##### Records shown #####
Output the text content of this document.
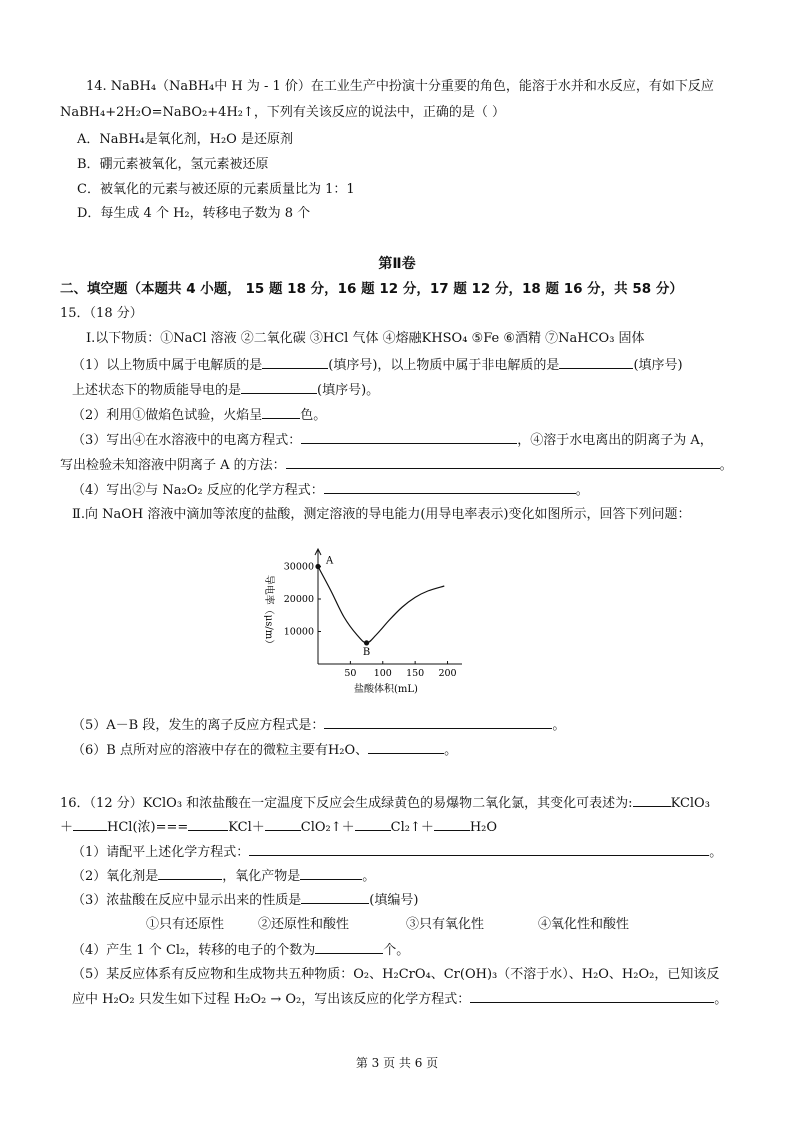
14. NaBH₄（NaBH₄中 H 为 - 1 价）在工业生产中扮演十分重要的角色，能溶于水并和水反应，有如下反应
NaBH₄+2H₂O=NaBO₂+4H₂↑，下列有关该反应的说法中，正确的是（ ）
A．NaBH₄是氧化剂，H₂O 是还原剂
B．硼元素被氧化，氢元素被还原
C．被氧化的元素与被还原的元素质量比为 1：1
D．每生成 4 个 H₂，转移电子数为 8 个
第Ⅱ卷
二、填空题（本题共 4 小题， 15 题 18 分，16 题 12 分，17 题 12 分，18 题 16 分，共 58 分）
15．（18 分）
Ⅰ.以下物质：①NaCl 溶液 ②二氧化碳 ③HCl 气体 ④熔融KHSO₄ ⑤Fe ⑥酒精 ⑦NaHCO₃ 固体
（1）以上物质中属于电解质的是	(填序号)，以上物质中属于非电解质的是	(填序号)
上述状态下的物质能导电的是	(填序号)。
（2）利用①做焰色试验，火焰呈	色。
（3）写出④在水溶液中的电离方程式：	，④溶于水电离出的阴离子为 A，
写出检验未知溶液中阴离子 A 的方法：	。
（4）写出②与 Na₂O₂ 反应的化学方程式：	。
Ⅱ.向 NaOH 溶液中滴加等浓度的盐酸，测定溶液的导电能力(用导电率表示)变化如图所示，回答下列问题：
50 100 150 200
10000
20000
30000
盐酸体积(mL)
导电率（μs/m）
A
B
（5）A－B 段，发生的离子反应方程式是：	。
（6）B 点所对应的溶液中存在的微粒主要有H₂O、	。
16．（12 分）KClO₃ 和浓盐酸在一定温度下反应会生成绿黄色的易爆物二氧化氯，其变化可表述为:	KClO₃
＋	HCl(浓)===	KCl＋	ClO₂↑＋	Cl₂↑＋	H₂O
（1）请配平上述化学方程式：	。
（2）氧化剂是	，氧化产物是	。
（3）浓盐酸在反应中显示出来的性质是	(填编号)
①只有还原性	②还原性和酸性	③只有氧化性	④氧化性和酸性
（4）产生 1 个 Cl₂，转移的电子的个数为	个。
（5）某反应体系有反应物和生成物共五种物质：O₂、H₂CrO₄、Cr(OH)₃（不溶于水）、H₂O、H₂O₂，已知该反
应中 H₂O₂ 只发生如下过程 H₂O₂ → O₂，写出该反应的化学方程式：	。
第 3 页 共 6 页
#####
_Problem statement_.
Across the records, how many lines contain "H₂O₂"? Only the number should be given.

_Response below_.
2